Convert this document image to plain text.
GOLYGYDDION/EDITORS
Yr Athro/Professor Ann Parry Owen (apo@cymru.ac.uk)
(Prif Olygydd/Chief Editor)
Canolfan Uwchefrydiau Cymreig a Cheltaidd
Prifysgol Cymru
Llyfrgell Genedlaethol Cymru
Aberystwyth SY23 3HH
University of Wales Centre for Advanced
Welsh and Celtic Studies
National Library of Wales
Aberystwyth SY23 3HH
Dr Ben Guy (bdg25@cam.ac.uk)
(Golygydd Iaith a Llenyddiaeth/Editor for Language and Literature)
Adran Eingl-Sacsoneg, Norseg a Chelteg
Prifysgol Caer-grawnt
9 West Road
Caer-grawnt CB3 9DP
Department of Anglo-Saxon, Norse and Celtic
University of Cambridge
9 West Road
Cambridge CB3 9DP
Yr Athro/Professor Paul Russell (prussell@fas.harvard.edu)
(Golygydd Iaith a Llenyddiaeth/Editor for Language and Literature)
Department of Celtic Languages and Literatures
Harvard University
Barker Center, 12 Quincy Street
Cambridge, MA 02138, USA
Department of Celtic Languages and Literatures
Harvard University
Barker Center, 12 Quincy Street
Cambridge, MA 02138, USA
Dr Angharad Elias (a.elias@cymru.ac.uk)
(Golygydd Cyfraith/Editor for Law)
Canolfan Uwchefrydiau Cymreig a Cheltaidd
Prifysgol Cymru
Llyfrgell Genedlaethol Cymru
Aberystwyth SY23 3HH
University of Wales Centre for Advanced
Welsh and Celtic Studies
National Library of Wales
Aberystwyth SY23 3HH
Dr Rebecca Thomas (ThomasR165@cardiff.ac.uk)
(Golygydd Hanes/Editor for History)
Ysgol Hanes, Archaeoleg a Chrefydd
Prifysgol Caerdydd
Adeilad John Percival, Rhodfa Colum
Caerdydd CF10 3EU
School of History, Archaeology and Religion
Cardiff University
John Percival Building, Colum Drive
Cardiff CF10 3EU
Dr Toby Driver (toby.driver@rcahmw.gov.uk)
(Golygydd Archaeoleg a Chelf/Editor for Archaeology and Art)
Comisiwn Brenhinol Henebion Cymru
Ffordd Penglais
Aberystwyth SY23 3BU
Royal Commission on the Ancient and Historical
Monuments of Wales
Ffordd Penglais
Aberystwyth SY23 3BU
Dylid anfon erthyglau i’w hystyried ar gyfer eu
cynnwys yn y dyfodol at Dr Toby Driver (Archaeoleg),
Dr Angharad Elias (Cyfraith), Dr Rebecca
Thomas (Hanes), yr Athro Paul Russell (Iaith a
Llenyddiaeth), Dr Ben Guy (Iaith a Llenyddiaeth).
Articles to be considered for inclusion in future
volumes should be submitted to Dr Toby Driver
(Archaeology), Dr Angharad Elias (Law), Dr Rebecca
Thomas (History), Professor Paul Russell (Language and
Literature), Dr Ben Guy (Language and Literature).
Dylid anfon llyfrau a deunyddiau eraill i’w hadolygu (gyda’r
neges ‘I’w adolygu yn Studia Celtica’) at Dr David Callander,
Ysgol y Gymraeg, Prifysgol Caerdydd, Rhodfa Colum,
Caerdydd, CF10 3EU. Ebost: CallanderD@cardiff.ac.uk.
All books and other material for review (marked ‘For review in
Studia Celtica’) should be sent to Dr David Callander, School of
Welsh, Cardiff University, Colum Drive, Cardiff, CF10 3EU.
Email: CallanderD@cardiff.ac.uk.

▬▬▬▬▬▬

Print the records above exactly as they appear.

**Reply to the task:**
Convert this document image to plain text.
GOLYGYDDION/EDITORS
Yr Athro/Professor Ann Parry Owen (apo@cymru.ac.uk)
(Prif Olygydd/Chief Editor)
Canolfan Uwchefrydiau Cymreig a Cheltaidd
Prifysgol Cymru
Llyfrgell Genedlaethol Cymru
Aberystwyth SY23 3HH
University of Wales Centre for Advanced
Welsh and Celtic Studies
National Library of Wales
Aberystwyth SY23 3HH
Dr Ben Guy (bdg25@cam.ac.uk)
(Golygydd Iaith a Llenyddiaeth/Editor for Language and Literature)
Adran Eingl-Sacsoneg, Norseg a Chelteg
Prifysgol Caer-grawnt
9 West Road
Caer-grawnt CB3 9DP
Department of Anglo-Saxon, Norse and Celtic
University of Cambridge
9 West Road
Cambridge CB3 9DP
Yr Athro/Professor Paul Russell (prussell@fas.harvard.edu)
(Golygydd Iaith a Llenyddiaeth/Editor for Language and Literature)
Department of Celtic Languages and Literatures
Harvard University
Barker Center, 12 Quincy Street
Cambridge, MA 02138, USA
Department of Celtic Languages and Literatures
Harvard University
Barker Center, 12 Quincy Street
Cambridge, MA 02138, USA
Dr Angharad Elias (a.elias@cymru.ac.uk)
(Golygydd Cyfraith/Editor for Law)
Canolfan Uwchefrydiau Cymreig a Cheltaidd
Prifysgol Cymru
Llyfrgell Genedlaethol Cymru
Aberystwyth SY23 3HH
University of Wales Centre for Advanced
Welsh and Celtic Studies
National Library of Wales
Aberystwyth SY23 3HH
Dr Rebecca Thomas (ThomasR165@cardiff.ac.uk)
(Golygydd Hanes/Editor for History)
Ysgol Hanes, Archaeoleg a Chrefydd
Prifysgol Caerdydd
Adeilad John Percival, Rhodfa Colum
Caerdydd CF10 3EU
School of History, Archaeology and Religion
Cardiff University
John Percival Building, Colum Drive
Cardiff CF10 3EU
Dr Toby Driver (toby.driver@rcahmw.gov.uk)
(Golygydd Archaeoleg a Chelf/Editor for Archaeology and Art)
Comisiwn Brenhinol Henebion Cymru
Ffordd Penglais
Aberystwyth SY23 3BU
Royal Commission on the Ancient and Historical
Monuments of Wales
Ffordd Penglais
Aberystwyth SY23 3BU
Dylid anfon erthyglau i’w hystyried ar gyfer eu
cynnwys yn y dyfodol at Dr Toby Driver (Archaeoleg),
Dr Angharad Elias (Cyfraith), Dr Rebecca
Thomas (Hanes), yr Athro Paul Russell (Iaith a
Llenyddiaeth), Dr Ben Guy (Iaith a Llenyddiaeth).
Articles to be considered for inclusion in future
volumes should be submitted to Dr Toby Driver
(Archaeology), Dr Angharad Elias (Law), Dr Rebecca
Thomas (History), Professor Paul Russell (Language and
Literature), Dr Ben Guy (Language and Literature).
Dylid anfon llyfrau a deunyddiau eraill i’w hadolygu (gyda’r
neges ‘I’w adolygu yn Studia Celtica’) at Dr David Callander,
Ysgol y Gymraeg, Prifysgol Caerdydd, Rhodfa Colum,
Caerdydd, CF10 3EU. Ebost: CallanderD@cardiff.ac.uk.
All books and other material for review (marked ‘For review in
Studia Celtica’) should be sent to Dr David Callander, School of
Welsh, Cardiff University, Colum Drive, Cardiff, CF10 3EU.
Email: CallanderD@cardiff.ac.uk.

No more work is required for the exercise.